## START QUOTED PASSAGE
An ornamental guardhouse and a small bridge, now incorporated in Mehrauli Archaeological Complex - Unbelievably, Sir Thomas had artificial slithering waterways and canals developed around his estate and would indulge in boating in what is one of the driest corners of the city!


Sir Thomas lived and died in his country house. It is alleged that Empress Zeenat Mahal, one of the queens of Bahadur Shah Zafar II (ruled AD 1837-57), the then Mughal emperor, had him poisoned through his servants in 1853. He died while staying at Quli Khan’s tomb; had he perhaps shown a little respect for the people of his beloved city, it wouldn't have come to such a pass – he was after all planning an overthrow of the Mughal regime in favor of an administration managed by Company Governors and military officers. He might be gone but his house and the follies that surrounded it still survive, many of them in different stages of ruin and/or overtaken by all-consuming vegetation. In his own words, he could not be indifferent to his cherished city since “the ruins of grandeur that extend for miles on every side fill it with serious reflection”. He commissioned the renowned Mughal artist Mazhar Ali Khan to sketch 120 beautiful scenes from Delhi’s enviable cultural and architectural heritage, monuments and palaces, Qutb complex and Quli Khan’s tomb, in an album he titled “Reminiscences of Imperial Delhi” (later referred to as “Dehlie/Delhi Book”), one of the finest exemplars of the fusion of delicate Mughal artwork with sensible English descriptions and notes that he himself added. He had the book sent to Emily to persuade her to visit India – though all records pertaining to his life and times were gutted in a fire, the book still remains the centerpiece of a collection of British Library for future generations and Delhi-lovers to remember the man who turned Delhi on its head and chose tombs to doze in.
## END QUOTED PASSAGE
## START SUPPLIED DATA
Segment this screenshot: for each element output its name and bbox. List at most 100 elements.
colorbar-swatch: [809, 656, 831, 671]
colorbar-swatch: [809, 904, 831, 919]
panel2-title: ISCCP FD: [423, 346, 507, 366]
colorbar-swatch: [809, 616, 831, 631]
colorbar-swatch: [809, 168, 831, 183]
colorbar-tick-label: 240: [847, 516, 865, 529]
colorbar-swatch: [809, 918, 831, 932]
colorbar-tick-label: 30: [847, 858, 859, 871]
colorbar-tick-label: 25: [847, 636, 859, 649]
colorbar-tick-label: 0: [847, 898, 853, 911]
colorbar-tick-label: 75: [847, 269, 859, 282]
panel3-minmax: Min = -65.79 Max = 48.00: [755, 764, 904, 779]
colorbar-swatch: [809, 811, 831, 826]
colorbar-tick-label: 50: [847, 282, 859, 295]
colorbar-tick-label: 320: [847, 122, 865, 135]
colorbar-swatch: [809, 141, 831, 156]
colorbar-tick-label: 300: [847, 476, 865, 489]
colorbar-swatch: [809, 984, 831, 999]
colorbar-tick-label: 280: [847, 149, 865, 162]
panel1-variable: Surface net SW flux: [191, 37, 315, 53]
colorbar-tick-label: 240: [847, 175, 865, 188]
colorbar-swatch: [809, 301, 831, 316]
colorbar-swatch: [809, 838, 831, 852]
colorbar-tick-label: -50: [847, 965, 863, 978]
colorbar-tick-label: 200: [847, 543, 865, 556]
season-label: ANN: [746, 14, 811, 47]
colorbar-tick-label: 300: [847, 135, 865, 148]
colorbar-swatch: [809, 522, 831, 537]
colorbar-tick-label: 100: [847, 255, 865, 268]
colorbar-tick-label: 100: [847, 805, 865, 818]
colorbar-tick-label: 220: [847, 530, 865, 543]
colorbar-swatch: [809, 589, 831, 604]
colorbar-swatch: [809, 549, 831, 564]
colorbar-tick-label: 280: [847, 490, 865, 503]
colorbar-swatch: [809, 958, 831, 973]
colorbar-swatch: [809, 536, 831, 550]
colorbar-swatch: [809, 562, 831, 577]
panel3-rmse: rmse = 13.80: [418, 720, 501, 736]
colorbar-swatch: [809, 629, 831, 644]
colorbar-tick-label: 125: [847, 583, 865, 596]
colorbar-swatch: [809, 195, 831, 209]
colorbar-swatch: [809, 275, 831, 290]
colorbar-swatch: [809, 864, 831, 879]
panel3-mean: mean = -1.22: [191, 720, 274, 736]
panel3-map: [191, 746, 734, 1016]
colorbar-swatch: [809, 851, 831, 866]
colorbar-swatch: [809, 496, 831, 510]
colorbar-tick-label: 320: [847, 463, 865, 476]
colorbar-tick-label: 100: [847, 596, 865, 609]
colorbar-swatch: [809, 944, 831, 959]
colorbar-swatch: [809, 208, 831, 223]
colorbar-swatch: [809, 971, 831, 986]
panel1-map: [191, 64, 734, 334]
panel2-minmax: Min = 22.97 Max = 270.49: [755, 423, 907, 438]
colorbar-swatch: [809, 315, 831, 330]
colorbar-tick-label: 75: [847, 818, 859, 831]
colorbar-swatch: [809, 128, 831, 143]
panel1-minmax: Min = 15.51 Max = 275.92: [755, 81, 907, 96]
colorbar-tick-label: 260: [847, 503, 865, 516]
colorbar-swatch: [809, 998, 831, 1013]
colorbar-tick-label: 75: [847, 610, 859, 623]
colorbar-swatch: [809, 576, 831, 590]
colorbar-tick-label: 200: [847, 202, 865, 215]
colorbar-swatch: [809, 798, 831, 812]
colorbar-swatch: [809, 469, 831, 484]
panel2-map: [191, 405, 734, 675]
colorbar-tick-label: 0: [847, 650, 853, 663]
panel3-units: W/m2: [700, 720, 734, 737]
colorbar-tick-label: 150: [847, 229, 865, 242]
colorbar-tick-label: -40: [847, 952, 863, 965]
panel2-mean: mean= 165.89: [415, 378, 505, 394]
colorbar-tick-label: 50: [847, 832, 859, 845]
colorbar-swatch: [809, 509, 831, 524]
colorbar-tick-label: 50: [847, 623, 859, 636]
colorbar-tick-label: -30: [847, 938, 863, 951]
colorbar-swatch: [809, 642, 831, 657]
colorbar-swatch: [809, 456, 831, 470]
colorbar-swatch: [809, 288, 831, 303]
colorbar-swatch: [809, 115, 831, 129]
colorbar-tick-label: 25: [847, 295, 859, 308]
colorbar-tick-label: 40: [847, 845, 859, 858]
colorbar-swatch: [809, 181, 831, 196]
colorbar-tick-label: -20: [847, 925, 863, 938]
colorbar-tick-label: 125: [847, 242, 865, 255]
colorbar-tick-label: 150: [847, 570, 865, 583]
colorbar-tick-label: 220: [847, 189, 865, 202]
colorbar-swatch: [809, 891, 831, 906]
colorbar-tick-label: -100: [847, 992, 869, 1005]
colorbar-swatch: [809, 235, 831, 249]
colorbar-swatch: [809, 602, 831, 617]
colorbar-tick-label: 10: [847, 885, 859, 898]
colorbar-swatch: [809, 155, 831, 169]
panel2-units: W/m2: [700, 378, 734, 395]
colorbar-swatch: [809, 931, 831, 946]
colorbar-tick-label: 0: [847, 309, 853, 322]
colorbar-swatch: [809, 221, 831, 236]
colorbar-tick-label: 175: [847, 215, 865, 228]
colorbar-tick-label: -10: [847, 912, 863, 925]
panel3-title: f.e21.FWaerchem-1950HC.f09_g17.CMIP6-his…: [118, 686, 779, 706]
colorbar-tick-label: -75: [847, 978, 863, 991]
## END SUPPLIED DATA
## START SUPPLIED DATA
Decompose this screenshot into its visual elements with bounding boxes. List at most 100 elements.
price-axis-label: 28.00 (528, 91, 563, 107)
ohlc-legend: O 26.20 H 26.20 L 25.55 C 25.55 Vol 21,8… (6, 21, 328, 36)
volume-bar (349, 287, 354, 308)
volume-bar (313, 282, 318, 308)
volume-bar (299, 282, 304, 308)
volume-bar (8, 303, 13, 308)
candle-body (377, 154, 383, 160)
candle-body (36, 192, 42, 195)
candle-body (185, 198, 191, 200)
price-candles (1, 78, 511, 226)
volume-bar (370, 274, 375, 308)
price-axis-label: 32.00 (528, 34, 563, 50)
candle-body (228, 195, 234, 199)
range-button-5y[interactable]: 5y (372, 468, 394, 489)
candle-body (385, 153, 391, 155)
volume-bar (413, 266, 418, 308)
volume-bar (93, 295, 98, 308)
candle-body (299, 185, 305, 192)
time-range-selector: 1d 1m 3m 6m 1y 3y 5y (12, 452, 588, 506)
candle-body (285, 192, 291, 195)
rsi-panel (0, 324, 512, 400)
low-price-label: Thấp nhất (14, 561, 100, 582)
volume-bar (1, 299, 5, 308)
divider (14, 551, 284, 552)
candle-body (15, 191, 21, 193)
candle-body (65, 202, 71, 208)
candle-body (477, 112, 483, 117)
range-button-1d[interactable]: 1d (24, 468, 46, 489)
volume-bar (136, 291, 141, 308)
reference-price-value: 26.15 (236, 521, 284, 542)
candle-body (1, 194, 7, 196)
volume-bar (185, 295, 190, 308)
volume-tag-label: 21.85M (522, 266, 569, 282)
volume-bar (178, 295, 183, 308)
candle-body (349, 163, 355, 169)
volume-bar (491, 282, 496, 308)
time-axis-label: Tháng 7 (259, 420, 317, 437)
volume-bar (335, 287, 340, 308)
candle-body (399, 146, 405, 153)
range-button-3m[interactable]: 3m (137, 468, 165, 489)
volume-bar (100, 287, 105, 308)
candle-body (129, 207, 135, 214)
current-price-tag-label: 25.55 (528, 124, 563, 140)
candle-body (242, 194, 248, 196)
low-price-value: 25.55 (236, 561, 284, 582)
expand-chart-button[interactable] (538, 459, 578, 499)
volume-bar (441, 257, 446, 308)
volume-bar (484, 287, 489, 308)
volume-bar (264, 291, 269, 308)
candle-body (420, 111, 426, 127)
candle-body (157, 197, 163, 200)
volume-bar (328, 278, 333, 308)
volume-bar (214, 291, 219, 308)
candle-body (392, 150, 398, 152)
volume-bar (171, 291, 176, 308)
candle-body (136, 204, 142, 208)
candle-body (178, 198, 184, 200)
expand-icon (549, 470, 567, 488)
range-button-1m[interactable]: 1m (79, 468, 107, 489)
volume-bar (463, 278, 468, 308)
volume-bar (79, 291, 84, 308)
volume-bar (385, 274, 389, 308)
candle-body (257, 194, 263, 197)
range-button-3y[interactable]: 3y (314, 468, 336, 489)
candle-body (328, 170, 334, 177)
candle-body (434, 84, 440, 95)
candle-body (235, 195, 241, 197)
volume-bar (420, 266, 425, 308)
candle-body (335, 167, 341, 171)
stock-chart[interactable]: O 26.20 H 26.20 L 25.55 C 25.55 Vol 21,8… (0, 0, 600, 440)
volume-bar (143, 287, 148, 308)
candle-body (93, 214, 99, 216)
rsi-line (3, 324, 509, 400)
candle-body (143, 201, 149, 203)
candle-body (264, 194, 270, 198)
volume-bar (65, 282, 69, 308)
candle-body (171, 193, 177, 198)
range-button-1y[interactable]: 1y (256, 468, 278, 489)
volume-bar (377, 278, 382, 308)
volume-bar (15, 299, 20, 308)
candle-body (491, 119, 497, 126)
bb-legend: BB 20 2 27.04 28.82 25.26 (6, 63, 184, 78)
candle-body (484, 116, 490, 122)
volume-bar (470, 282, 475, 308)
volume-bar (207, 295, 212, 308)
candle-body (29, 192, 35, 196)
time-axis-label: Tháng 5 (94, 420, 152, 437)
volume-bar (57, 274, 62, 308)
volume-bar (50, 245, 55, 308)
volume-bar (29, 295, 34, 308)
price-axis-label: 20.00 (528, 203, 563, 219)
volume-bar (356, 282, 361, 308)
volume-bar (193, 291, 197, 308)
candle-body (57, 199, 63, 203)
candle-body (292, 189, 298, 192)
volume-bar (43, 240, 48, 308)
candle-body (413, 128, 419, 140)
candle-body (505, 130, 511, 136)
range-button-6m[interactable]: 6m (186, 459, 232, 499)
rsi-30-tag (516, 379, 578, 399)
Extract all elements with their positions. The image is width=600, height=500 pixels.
## END SUPPLIED DATA
## START SUPPLIED DATA
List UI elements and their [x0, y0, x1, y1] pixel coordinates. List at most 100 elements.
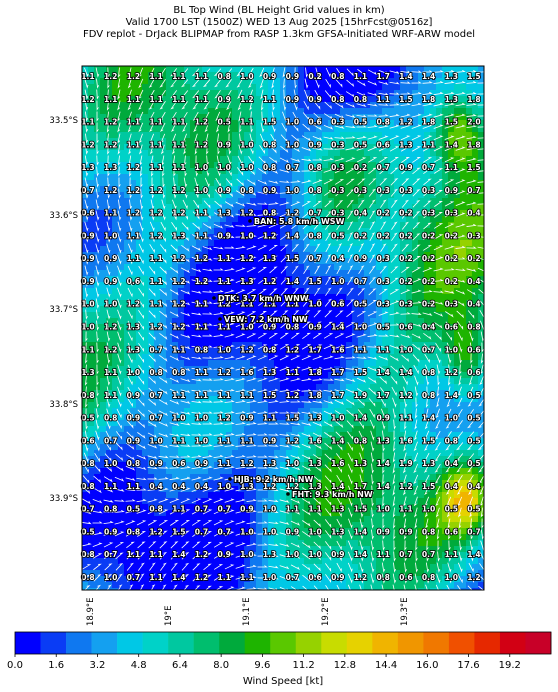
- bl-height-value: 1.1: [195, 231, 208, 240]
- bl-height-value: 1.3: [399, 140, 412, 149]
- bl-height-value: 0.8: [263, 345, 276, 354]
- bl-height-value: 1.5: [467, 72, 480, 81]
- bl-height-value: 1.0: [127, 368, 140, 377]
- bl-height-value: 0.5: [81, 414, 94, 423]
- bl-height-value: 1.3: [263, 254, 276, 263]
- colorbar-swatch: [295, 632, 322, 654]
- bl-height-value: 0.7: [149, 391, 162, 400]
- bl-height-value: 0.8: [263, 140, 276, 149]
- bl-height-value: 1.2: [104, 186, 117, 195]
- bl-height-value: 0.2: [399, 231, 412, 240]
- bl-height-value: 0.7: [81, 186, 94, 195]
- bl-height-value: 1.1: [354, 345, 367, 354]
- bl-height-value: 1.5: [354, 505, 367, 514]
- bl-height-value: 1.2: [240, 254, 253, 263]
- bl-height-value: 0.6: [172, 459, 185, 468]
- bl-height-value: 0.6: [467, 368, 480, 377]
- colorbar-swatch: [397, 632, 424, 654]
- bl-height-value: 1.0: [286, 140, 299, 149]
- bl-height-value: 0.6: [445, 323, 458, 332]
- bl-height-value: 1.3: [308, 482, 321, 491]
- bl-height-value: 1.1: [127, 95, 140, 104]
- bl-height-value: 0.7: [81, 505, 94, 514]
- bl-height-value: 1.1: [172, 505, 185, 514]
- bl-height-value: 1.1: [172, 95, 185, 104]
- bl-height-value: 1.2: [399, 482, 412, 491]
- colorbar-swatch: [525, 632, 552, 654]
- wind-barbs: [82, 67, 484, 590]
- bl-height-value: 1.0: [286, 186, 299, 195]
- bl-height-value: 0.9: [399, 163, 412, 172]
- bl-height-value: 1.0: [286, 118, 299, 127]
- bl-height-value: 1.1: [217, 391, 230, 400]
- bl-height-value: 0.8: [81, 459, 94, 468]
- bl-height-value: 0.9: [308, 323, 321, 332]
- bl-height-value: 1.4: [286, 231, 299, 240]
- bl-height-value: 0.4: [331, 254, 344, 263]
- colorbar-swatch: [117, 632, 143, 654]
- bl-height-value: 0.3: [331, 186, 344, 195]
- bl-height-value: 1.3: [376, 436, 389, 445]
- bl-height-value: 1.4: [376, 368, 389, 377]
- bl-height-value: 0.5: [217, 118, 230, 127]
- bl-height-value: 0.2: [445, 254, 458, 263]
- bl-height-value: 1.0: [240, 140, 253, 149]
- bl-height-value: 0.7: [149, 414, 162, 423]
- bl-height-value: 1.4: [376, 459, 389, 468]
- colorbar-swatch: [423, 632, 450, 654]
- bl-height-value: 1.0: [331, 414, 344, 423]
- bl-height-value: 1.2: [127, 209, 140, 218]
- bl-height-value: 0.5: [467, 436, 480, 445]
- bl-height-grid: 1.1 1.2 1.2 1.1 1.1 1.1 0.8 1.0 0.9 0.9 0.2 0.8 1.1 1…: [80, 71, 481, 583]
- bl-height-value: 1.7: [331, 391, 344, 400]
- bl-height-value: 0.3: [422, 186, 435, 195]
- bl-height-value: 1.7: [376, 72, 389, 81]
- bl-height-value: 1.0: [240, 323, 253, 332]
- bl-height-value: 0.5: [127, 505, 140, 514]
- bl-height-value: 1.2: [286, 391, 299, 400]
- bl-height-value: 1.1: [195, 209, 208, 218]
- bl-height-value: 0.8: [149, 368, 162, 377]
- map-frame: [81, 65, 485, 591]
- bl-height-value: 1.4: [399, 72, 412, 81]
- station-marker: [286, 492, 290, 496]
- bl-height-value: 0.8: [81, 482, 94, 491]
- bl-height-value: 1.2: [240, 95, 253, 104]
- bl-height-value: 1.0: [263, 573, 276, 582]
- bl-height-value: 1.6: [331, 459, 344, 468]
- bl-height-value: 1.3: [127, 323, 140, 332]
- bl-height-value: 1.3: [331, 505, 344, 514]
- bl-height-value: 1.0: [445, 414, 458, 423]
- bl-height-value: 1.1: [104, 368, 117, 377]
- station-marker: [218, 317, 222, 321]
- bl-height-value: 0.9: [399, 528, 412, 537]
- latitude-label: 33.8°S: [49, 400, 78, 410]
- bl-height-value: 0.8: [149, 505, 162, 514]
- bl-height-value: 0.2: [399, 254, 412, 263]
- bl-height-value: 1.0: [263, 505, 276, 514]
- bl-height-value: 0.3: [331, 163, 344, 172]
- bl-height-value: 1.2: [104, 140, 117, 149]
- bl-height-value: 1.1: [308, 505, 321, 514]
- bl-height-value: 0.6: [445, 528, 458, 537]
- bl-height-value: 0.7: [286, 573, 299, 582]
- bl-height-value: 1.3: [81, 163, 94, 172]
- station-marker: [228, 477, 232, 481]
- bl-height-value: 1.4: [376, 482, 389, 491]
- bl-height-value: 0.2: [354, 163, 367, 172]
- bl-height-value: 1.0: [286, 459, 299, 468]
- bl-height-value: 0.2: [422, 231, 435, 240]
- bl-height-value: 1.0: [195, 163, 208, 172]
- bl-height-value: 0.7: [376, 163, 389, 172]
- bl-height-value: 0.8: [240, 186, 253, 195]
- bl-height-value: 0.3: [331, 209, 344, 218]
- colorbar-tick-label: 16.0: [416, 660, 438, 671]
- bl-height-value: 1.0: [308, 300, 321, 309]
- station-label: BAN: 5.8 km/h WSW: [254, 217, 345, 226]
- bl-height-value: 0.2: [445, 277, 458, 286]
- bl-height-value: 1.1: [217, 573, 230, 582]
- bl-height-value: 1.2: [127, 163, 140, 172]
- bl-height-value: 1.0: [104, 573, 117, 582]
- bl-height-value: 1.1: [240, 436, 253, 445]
## END SUPPLIED DATA
- [STATED TASK 1]:
From the passage about Sir Thomas, pull out word for word the part that opens with the words containing "An ornamental guardhouse" and closes with "of the city!".
- [STATED TASK 2]:
Answer these questions from the passage about Sir Thomas:
(a) What did Sir Thomas do on the waterways and canals around his estate?
(b) In what year was he allegedly poisoned?
(c) How many scenes did Mazhar Ali Khan sketch for the album?
The records are separate material and have nothing to do with the passage about Sir Thomas.

- [EXERCISE SOLUTION 1]:
An ornamental guardhouse and a small bridge, now incorporated in Mehrauli Archaeological Complex - Unbelievably, Sir Thomas had artificial slithering waterways and canals developed around his estate and would indulge in boating in what is one of the driest corners of the city!

- [EXERCISE SOLUTION 2]:
(a) He went boating.
(b) 1853
(c) 120